▶ [TASK TO CARRY OUT]:
A faithful transcription of all the data is required.

▶ [SUPPLIED DATA]:
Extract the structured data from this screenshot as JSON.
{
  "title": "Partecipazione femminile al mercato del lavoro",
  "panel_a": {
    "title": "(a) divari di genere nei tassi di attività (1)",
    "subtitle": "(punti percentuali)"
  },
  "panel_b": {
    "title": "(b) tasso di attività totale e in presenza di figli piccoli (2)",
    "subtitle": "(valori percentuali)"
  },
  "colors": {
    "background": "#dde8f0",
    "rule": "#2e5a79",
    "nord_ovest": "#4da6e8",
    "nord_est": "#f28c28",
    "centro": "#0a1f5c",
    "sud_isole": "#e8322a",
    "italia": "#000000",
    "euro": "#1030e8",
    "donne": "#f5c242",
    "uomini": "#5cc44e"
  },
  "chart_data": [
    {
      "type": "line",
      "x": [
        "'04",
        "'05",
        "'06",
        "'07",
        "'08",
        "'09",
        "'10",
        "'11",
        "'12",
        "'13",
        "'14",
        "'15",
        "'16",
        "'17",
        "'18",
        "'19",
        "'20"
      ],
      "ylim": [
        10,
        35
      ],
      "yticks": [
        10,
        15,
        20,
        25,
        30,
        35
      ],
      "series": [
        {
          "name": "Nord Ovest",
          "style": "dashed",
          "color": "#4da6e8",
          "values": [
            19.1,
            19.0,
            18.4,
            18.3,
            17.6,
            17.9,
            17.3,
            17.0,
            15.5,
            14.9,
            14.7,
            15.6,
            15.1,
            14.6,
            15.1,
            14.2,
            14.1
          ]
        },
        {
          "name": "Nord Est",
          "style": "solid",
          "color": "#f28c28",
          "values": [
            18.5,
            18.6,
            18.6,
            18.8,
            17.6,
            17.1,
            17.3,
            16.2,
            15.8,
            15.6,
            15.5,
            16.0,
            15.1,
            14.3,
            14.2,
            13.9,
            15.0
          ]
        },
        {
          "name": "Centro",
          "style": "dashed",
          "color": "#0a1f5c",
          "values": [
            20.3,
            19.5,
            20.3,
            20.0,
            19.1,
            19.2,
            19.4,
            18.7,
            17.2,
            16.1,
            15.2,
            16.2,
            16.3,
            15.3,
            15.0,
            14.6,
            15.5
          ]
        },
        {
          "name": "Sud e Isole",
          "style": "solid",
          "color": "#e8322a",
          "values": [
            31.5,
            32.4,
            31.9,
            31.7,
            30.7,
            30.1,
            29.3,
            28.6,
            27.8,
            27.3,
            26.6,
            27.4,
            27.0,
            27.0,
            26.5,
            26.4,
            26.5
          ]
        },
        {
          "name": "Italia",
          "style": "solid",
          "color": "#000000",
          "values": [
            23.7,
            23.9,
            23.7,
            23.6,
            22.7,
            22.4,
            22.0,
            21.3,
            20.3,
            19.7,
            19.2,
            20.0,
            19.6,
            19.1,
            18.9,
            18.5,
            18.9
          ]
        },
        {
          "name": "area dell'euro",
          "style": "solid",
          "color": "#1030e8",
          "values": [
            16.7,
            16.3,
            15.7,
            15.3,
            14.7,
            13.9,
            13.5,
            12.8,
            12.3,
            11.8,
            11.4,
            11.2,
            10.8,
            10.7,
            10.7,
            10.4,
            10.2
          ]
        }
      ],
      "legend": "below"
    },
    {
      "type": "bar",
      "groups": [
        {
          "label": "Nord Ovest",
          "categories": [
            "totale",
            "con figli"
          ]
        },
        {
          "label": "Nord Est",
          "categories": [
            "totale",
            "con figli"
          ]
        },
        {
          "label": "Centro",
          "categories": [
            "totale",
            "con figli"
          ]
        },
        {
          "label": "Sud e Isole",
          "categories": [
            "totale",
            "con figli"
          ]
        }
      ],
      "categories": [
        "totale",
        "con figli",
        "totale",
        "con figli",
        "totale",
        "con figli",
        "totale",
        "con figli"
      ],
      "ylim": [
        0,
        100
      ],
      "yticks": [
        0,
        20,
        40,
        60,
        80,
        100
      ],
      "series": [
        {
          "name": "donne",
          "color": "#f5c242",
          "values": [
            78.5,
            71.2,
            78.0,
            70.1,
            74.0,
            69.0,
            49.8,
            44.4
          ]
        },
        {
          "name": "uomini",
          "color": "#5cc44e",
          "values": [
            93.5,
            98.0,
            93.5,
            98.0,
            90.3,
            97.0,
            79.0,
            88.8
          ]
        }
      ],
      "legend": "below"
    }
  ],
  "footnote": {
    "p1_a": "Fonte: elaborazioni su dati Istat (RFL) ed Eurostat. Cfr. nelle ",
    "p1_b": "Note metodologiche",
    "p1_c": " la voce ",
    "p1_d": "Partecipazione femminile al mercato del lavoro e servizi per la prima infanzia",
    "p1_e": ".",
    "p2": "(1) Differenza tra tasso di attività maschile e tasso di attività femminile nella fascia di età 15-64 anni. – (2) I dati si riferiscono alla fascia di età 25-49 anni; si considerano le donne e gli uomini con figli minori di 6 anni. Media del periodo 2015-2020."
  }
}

▶ [REPLY TO THE EXERCISE]:
Extract the structured data from this screenshot as JSON.
{
  "title": "Partecipazione femminile al mercato del lavoro",
  "panel_a": {
    "title": "(a) divari di genere nei tassi di attività (1)",
    "subtitle": "(punti percentuali)"
  },
  "panel_b": {
    "title": "(b) tasso di attività totale e in presenza di figli piccoli (2)",
    "subtitle": "(valori percentuali)"
  },
  "colors": {
    "background": "#dde8f0",
    "rule": "#2e5a79",
    "nord_ovest": "#4da6e8",
    "nord_est": "#f28c28",
    "centro": "#0a1f5c",
    "sud_isole": "#e8322a",
    "italia": "#000000",
    "euro": "#1030e8",
    "donne": "#f5c242",
    "uomini": "#5cc44e"
  },
  "chart_data": [
    {
      "type": "line",
      "x": [
        "'04",
        "'05",
        "'06",
        "'07",
        "'08",
        "'09",
        "'10",
        "'11",
        "'12",
        "'13",
        "'14",
        "'15",
        "'16",
        "'17",
        "'18",
        "'19",
        "'20"
      ],
      "ylim": [
        10,
        35
      ],
      "yticks": [
        10,
        15,
        20,
        25,
        30,
        35
      ],
      "series": [
        {
          "name": "Nord Ovest",
          "style": "dashed",
          "color": "#4da6e8",
          "values": [
            19.1,
            19.0,
            18.4,
            18.3,
            17.6,
            17.9,
            17.3,
            17.0,
            15.5,
            14.9,
            14.7,
            15.6,
            15.1,
            14.6,
            15.1,
            14.2,
            14.1
          ]
        },
        {
          "name": "Nord Est",
          "style": "solid",
          "color": "#f28c28",
          "values": [
            18.5,
            18.6,
            18.6,
            18.8,
            17.6,
            17.1,
            17.3,
            16.2,
            15.8,
            15.6,
            15.5,
            16.0,
            15.1,
            14.3,
            14.2,
            13.9,
            15.0
          ]
        },
        {
          "name": "Centro",
          "style": "dashed",
          "color": "#0a1f5c",
          "values": [
            20.3,
            19.5,
            20.3,
            20.0,
            19.1,
            19.2,
            19.4,
            18.7,
            17.2,
            16.1,
            15.2,
            16.2,
            16.3,
            15.3,
            15.0,
            14.6,
            15.5
          ]
        },
        {
          "name": "Sud e Isole",
          "style": "solid",
          "color": "#e8322a",
          "values": [
            31.5,
            32.4,
            31.9,
            31.7,
            30.7,
            30.1,
            29.3,
            28.6,
            27.8,
            27.3,
            26.6,
            27.4,
            27.0,
            27.0,
            26.5,
            26.4,
            26.5
          ]
        },
        {
          "name": "Italia",
          "style": "solid",
          "color": "#000000",
          "values": [
            23.7,
            23.9,
            23.7,
            23.6,
            22.7,
            22.4,
            22.0,
            21.3,
            20.3,
            19.7,
            19.2,
            20.0,
            19.6,
            19.1,
            18.9,
            18.5,
            18.9
          ]
        },
        {
          "name": "area dell'euro",
          "style": "solid",
          "color": "#1030e8",
          "values": [
            16.7,
            16.3,
            15.7,
            15.3,
            14.7,
            13.9,
            13.5,
            12.8,
            12.3,
            11.8,
            11.4,
            11.2,
            10.8,
            10.7,
            10.7,
            10.4,
            10.2
          ]
        }
      ],
      "legend": "below"
    },
    {
      "type": "bar",
      "groups": [
        {
          "label": "Nord Ovest",
          "categories": [
            "totale",
            "con figli"
          ]
        },
        {
          "label": "Nord Est",
          "categories": [
            "totale",
            "con figli"
          ]
        },
        {
          "label": "Centro",
          "categories": [
            "totale",
            "con figli"
          ]
        },
        {
          "label": "Sud e Isole",
          "categories": [
            "totale",
            "con figli"
          ]
        }
      ],
      "categories": [
        "totale",
        "con figli",
        "totale",
        "con figli",
        "totale",
        "con figli",
        "totale",
        "con figli"
      ],
      "ylim": [
        0,
        100
      ],
      "yticks": [
        0,
        20,
        40,
        60,
        80,
        100
      ],
      "series": [
        {
          "name": "donne",
          "color": "#f5c242",
          "values": [
            78.5,
            71.2,
            78.0,
            70.1,
            74.0,
            69.0,
            49.8,
            44.4
          ]
        },
        {
          "name": "uomini",
          "color": "#5cc44e",
          "values": [
            93.5,
            98.0,
            93.5,
            98.0,
            90.3,
            97.0,
            79.0,
            88.8
          ]
        }
      ],
      "legend": "below"
    }
  ],
  "footnote": {
    "p1_a": "Fonte: elaborazioni su dati Istat (RFL) ed Eurostat. Cfr. nelle ",
    "p1_b": "Note metodologiche",
    "p1_c": " la voce ",
    "p1_d": "Partecipazione femminile al mercato del lavoro e servizi per la prima infanzia",
    "p1_e": ".",
    "p2": "(1) Differenza tra tasso di attività maschile e tasso di attività femminile nella fascia di età 15-64 anni. – (2) I dati si riferiscono alla fascia di età 25-49 anni; si considerano le donne e gli uomini con figli minori di 6 anni. Media del periodo 2015-2020."
  }
}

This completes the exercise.